#### Work required:
Within the listing below, locate all lines containing the word "real". Copy each one.

-------- The input --------

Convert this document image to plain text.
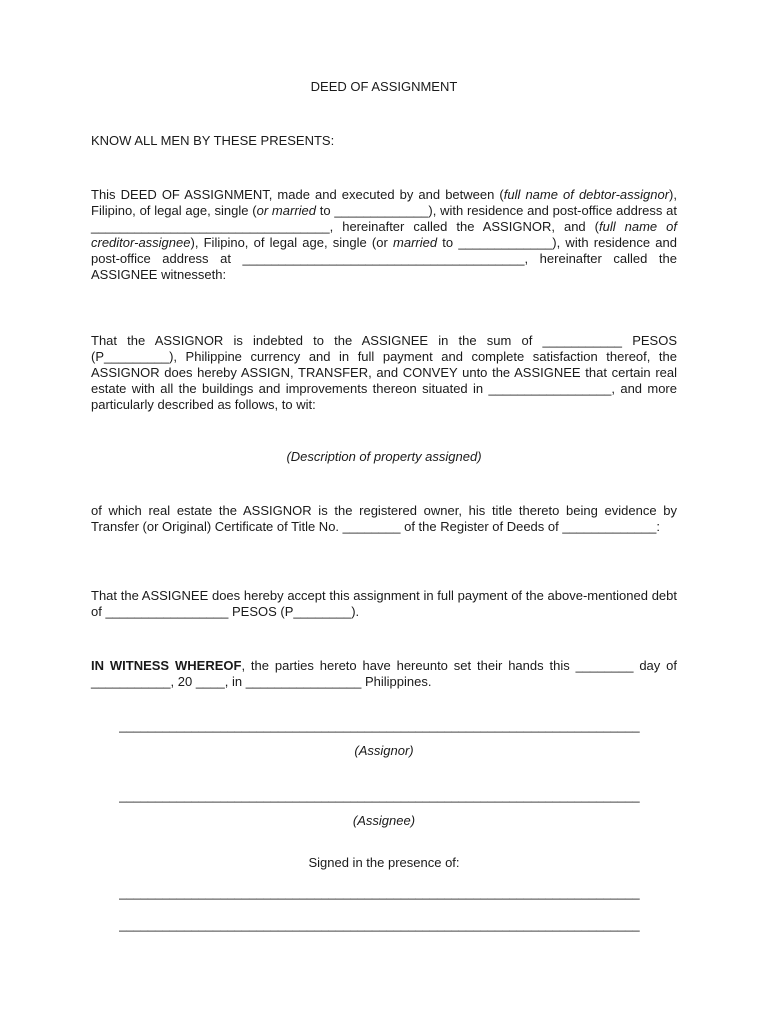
DEED OF ASSIGNMENT
KNOW ALL MEN BY THESE PRESENTS:

This DEED OF ASSIGNMENT, made and executed by and between (full name of debtor-assignor), Filipino, of legal age, single (or married to _____________), with residence and post-office address at _________________________________, hereinafter called the ASSIGNOR, and (full name of creditor-assignee), Filipino, of legal age, single (or married to _____________), with residence and post-office address at _______________________________________, hereinafter called the ASSIGNEE witnesseth:

That the ASSIGNOR is indebted to the ASSIGNEE in the sum of ___________ PESOS (P_________), Philippine currency and in full payment and complete satisfaction thereof, the ASSIGNOR does hereby ASSIGN, TRANSFER, and CONVEY unto the ASSIGNEE that certain real estate with all the buildings and improvements thereon situated in _________________, and more particularly described as follows, to wit:

(Description of property assigned)

of which real estate the ASSIGNOR is the registered owner, his title thereto being evidence by Transfer (or Original) Certificate of Title No. ________ of the Register of Deeds of _____________:

That the ASSIGNEE does hereby accept this assignment in full payment of the above-mentioned debt of _________________ PESOS (P________).

IN WITNESS WHEREOF, the parties hereto have hereunto set their hands this ________ day of ___________, 20 ____, in ________________ Philippines.

________________________________________________________________________

(Assignor)

________________________________________________________________________

(Assignee)

Signed in the presence of:

________________________________________________________________________
________________________________________________________________________
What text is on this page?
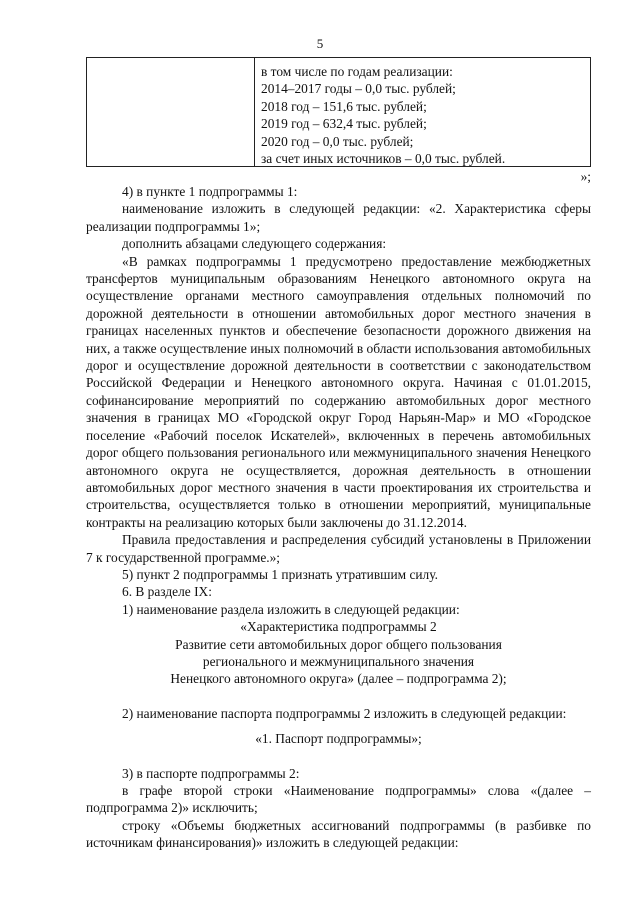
5
в том числе по годам реализации:
2014–2017 годы – 0,0 тыс. рублей;
2018 год – 151,6 тыс. рублей;
2019 год – 632,4 тыс. рублей;
2020 год – 0,0 тыс. рублей;
за счет иных источников – 0,0 тыс. рублей.
»;

4) в пункте 1 подпрограммы 1:

наименование изложить в следующей редакции: «2. Характеристика сферы реализации подпрограммы 1»;

дополнить абзацами следующего содержания:

«В рамках подпрограммы 1 предусмотрено предоставление межбюджетных трансфертов муниципальным образованиям Ненецкого автономного округа на осуществление органами местного самоуправления отдельных полномочий по дорожной деятельности в отношении автомобильных дорог местного значения в границах населенных пунктов и обеспечение безопасности дорожного движения на них, а также осуществление иных полномочий в области использования автомобильных дорог и осуществление дорожной деятельности в соответствии с законодательством Российской Федерации и Ненецкого автономного округа. Начиная с 01.01.2015, софинансирование мероприятий по содержанию автомобильных дорог местного значения в границах МО «Городской округ Город Нарьян-Мар» и МО «Городское поселение «Рабочий поселок Искателей», включенных в перечень автомобильных дорог общего пользования регионального или межмуниципального значения Ненецкого автономного округа не осуществляется, дорожная деятельность в отношении автомобильных дорог местного значения в части проектирования их строительства и строительства, осуществляется только в отношении мероприятий, муниципальные контракты на реализацию которых были заключены до 31.12.2014.

Правила предоставления и распределения субсидий установлены в Приложении 7 к государственной программе.»;

5) пункт 2 подпрограммы 1 признать утратившим силу.

6. В разделе IX:

1) наименование раздела изложить в следующей редакции:

«Характеристика подпрограммы 2

Развитие сети автомобильных дорог общего пользования

регионального и межмуниципального значения

Ненецкого автономного округа» (далее – подпрограмма 2);

2) наименование паспорта подпрограммы 2 изложить в следующей редакции:

«1. Паспорт подпрограммы»;

3) в паспорте подпрограммы 2:

в графе второй строки «Наименование подпрограммы» слова «(далее – подпрограмма 2)» исключить;

строку «Объемы бюджетных ассигнований подпрограммы (в разбивке по источникам финансирования)» изложить в следующей редакции:
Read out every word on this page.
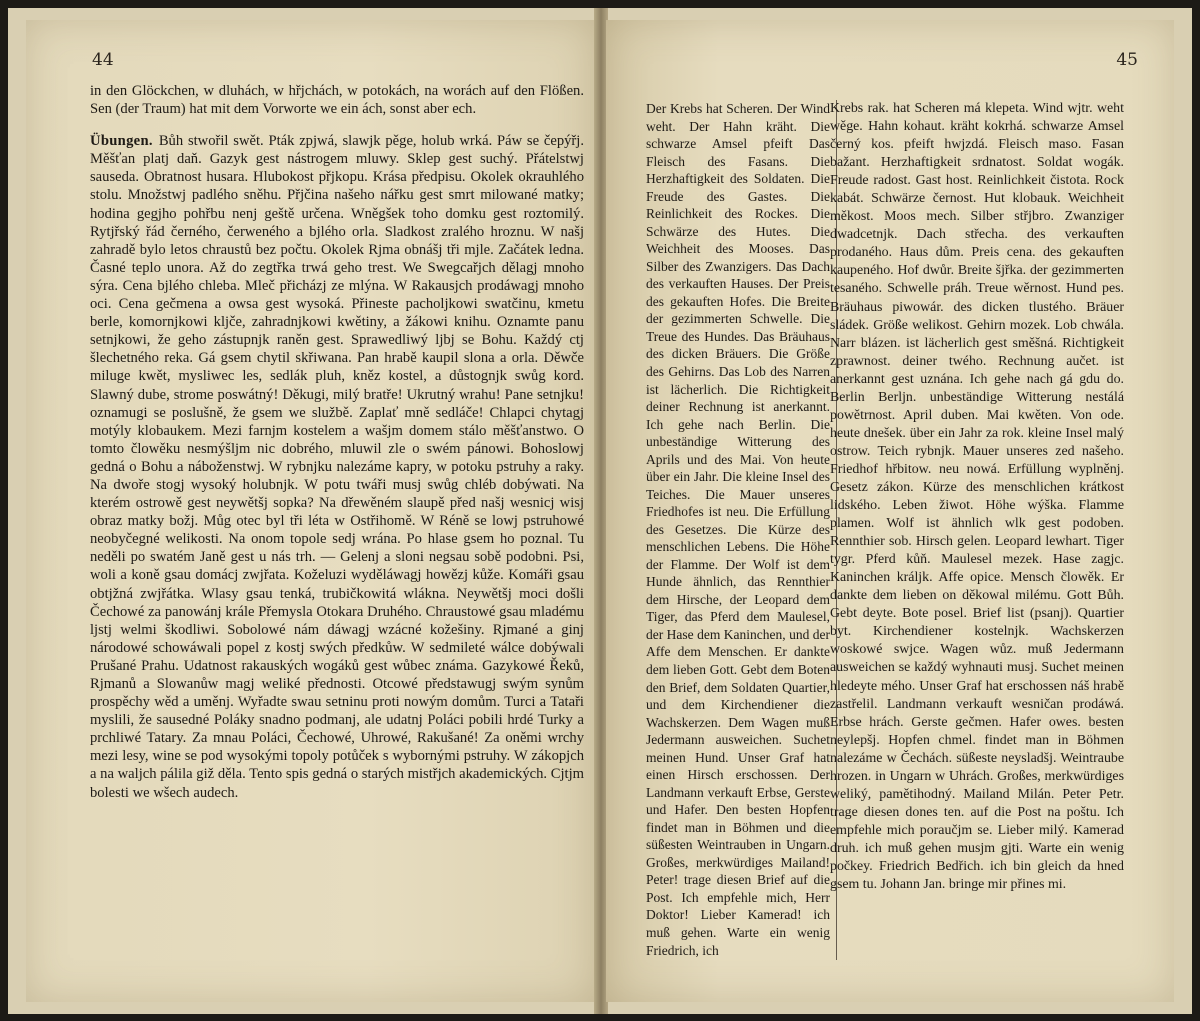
44

in den Glöckchen, w dluhách, w hřjchách, w potokách, na worách auf den Flößen. Sen (der Traum) hat mit dem Vorworte we ein ách, sonst aber ech.

Übungen. Bůh stwořil swět. Pták zpjwá, slawjk pěge, holub wrká. Páw se čepýřj. Měšťan platj daň. Gazyk gest nástrogem mluwy. Sklep gest suchý. Přátelstwj sauseda. Obratnost husara. Hlubokost přjkopu. Krása předpisu. Okolek okrauhlého stolu. Množstwj padlého sněhu. Přjčina našeho nářku gest smrt milowané matky; hodina gegjho pohřbu nenj geště určena. Wněgšek toho domku gest roztomilý. Rytjřský řád černého, čerweného a bjlého orla. Sladkost zralého hroznu. W našj zahradě bylo letos chraustů bez počtu. Okolek Rjma obnášj tři mjle. Začátek ledna. Časné teplo unora. Až do zegtřka trwá geho trest. We Swegcařjch dělagj mnoho sýra. Cena bjlého chleba. Mleč přicházj ze mlýna. W Rakausjch prodáwagj mnoho oci. Cena gečmena a owsa gest wysoká. Přineste pacholjkowi swatčinu, kmetu berle, komornjkowi kljče, zahradnjkowi kwětiny, a žákowi knihu. Oznamte panu setnjkowi, že geho zástupnjk raněn gest. Sprawedliwý ljbj se Bohu. Každý ctj šlechetného reka. Gá gsem chytil skřiwana. Pan hrabě kaupil slona a orla. Děwče miluge kwět, mysliwec les, sedlák pluh, kněz kostel, a důstognjk swůg kord. Slawný dube, strome poswátný! Děkugi, milý bratře! Ukrutný wrahu! Pane setnjku! oznamugi se poslušně, že gsem we službě. Zaplať mně sedláče! Chlapci chytagj motýly klobaukem. Mezi farnjm kostelem a wašjm domem stálo měšťanstwo. O tomto člowěku nesmýšljm nic dobrého, mluwil zle o swém pánowi. Bohoslowj gedná o Bohu a náboženstwj. W rybnjku nalezáme kapry, w potoku pstruhy a raky. Na dwoře stogj wysoký holubnjk. W potu twáři musj swůg chléb dobýwati. Na kterém ostrowě gest neywětšj sopka? Na dřewěném slaupě před našj wesnicj wisj obraz matky božj. Můg otec byl tři léta w Ostřihomě. W Réně se lowj pstruhowé neobyčegné welikosti. Na onom topole sedj wrána. Po hlase gsem ho poznal. Tu neděli po swatém Janě gest u nás trh. — Gelenj a sloni negsau sobě podobni. Psi, woli a koně gsau domácj zwjřata. Koželuzi wyděláwagj howězj kůže. Komáři gsau obtjžná zwjřátka. Wlasy gsau tenká, trubičkowitá wlákna. Neywětšj moci došli Čechowé za panowánj krále Přemysla Otokara Druhého. Chraustowé gsau mladému ljstj welmi škodliwi. Sobolowé nám dáwagj wzácné kožešiny. Rjmané a ginj národowé schowáwali popel z kostj swých předkůw. W sedmileté wálce dobýwali Prušané Prahu. Udatnost rakauských wogáků gest wůbec známa. Gazykowé Řeků, Rjmanů a Slowanůw magj weliké přednosti. Otcowé předstawugj swým synům prospěchy wěd a uměnj. Wyřadte swau setninu proti nowým domům. Turci a Tataři myslili, že sausedné Poláky snadno podmanj, ale udatnj Poláci pobili hrdé Turky a prchliwé Tatary. Za mnau Poláci, Čechowé, Uhrowé, Rakušané! Za oněmi wrchy mezi lesy, wine se pod wysokými topoly potůček s wybornými pstruhy. W zákopjch a na waljch pálila giž děla. Tento spis gedná o starých mistřjch akademických. Cjtjm bolesti we wšech audech.

45
Der Krebs hat Scheren. Der Wind weht. Der Hahn kräht. Die schwarze Amsel pfeift Das Fleisch des Fasans. Die Herzhaftigkeit des Soldaten. Die Freude des Gastes. Die Reinlichkeit des Rockes. Die Schwärze des Hutes. Die Weichheit des Mooses. Das Silber des Zwanzigers. Das Dach des verkauften Hauses. Der Preis des gekauften Hofes. Die Breite der gezimmerten Schwelle. Die Treue des Hundes. Das Bräuhaus des dicken Bräuers. Die Größe des Gehirns. Das Lob des Narren ist lächerlich. Die Richtigkeit deiner Rechnung ist anerkannt. Ich gehe nach Berlin. Die unbeständige Witterung des Aprils und des Mai. Von heute über ein Jahr. Die kleine Insel des Teiches. Die Mauer unseres Friedhofes ist neu. Die Erfüllung des Gesetzes. Die Kürze des menschlichen Lebens. Die Höhe der Flamme. Der Wolf ist dem Hunde ähnlich, das Rennthier dem Hirsche, der Leopard dem Tiger, das Pferd dem Maulesel, der Hase dem Kaninchen, und der Affe dem Menschen. Er dankte dem lieben Gott. Gebt dem Boten den Brief, dem Soldaten Quartier, und dem Kirchendiener die Wachskerzen. Dem Wagen muß Jedermann ausweichen. Suchet meinen Hund. Unser Graf hat einen Hirsch erschossen. Der Landmann verkauft Erbse, Gerste und Hafer. Den besten Hopfen findet man in Böhmen und die süßesten Weintrauben in Ungarn. Großes, merkwürdiges Mailand! Peter! trage diesen Brief auf die Post. Ich empfehle mich, Herr Doktor! Lieber Kamerad! ich muß gehen. Warte ein wenig Friedrich, ich
Krebs rak. hat Scheren má klepeta. Wind wjtr. weht wěge. Hahn kohaut. kräht kokrhá. schwarze Amsel černý kos. pfeift hwjzdá. Fleisch maso. Fasan bažant. Herzhaftigkeit srdnatost. Soldat wogák. Freude radost. Gast host. Reinlichkeit čistota. Rock kabát. Schwärze černost. Hut klobauk. Weichheit měkost. Moos mech. Silber střjbro. Zwanziger dwadcetnjk. Dach střecha. des verkauften prodaného. Haus dům. Preis cena. des gekauften kaupeného. Hof dwůr. Breite šjřka. der gezimmerten tesaného. Schwelle práh. Treue wěrnost. Hund pes. Bräuhaus piwowár. des dicken tlustého. Bräuer sládek. Größe welikost. Gehirn mozek. Lob chwála. Narr blázen. ist lächerlich gest směšná. Richtigkeit zprawnost. deiner twého. Rechnung aučet. ist anerkannt gest uznána. Ich gehe nach gá gdu do. Berlin Berljn. unbeständige Witterung nestálá powětrnost. April duben. Mai kwěten. Von ode. heute dnešek. über ein Jahr za rok. kleine Insel malý ostrow. Teich rybnjk. Mauer unseres zed našeho. Friedhof hřbitow. neu nowá. Erfüllung wyplněnj. Gesetz zákon. Kürze des menschlichen krátkost lidského. Leben žiwot. Höhe wýška. Flamme plamen. Wolf ist ähnlich wlk gest podoben. Rennthier sob. Hirsch gelen. Leopard lewhart. Tiger tygr. Pferd kůň. Maulesel mezek. Hase zagjc. Kaninchen králjk. Affe opice. Mensch člowěk. Er dankte dem lieben on děkowal milému. Gott Bůh. Gebt deyte. Bote posel. Brief list (psanj). Quartier byt. Kirchendiener kostelnjk. Wachskerzen woskowé swjce. Wagen wůz. muß Jedermann ausweichen se každý wyhnauti musj. Suchet meinen hledeyte mého. Unser Graf hat erschossen náš hrabě zastřelil. Landmann verkauft wesničan prodáwá. Erbse hrách. Gerste gečmen. Hafer owes. besten neylepšj. Hopfen chmel. findet man in Böhmen nalezáme w Čechách. süßeste neysladšj. Weintraube hrozen. in Ungarn w Uhrách. Großes, merkwürdiges weliký, pamětihodný. Mailand Milán. Peter Petr. trage diesen dones ten. auf die Post na poštu. Ich empfehle mich poraučjm se. Lieber milý. Kamerad druh. ich muß gehen musjm gjti. Warte ein wenig počkey. Friedrich Bedřich. ich bin gleich da hned gsem tu. Johann Jan. bringe mir přines mi.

--------

#### Expected output:
That the ASSIGNOR is indebted to the ASSIGNEE in the sum of ___________ PESOS (P_________), Philippine currency and in full payment and complete satisfaction thereof, the ASSIGNOR does hereby ASSIGN, TRANSFER, and CONVEY unto the ASSIGNEE that certain real estate with all the buildings and improvements thereon situated in _________________, and more particularly described as follows, to wit:
of which real estate the ASSIGNOR is the registered owner, his title thereto being evidence by Transfer (or Original) Certificate of Title No. ________ of the Register of Deeds of _____________:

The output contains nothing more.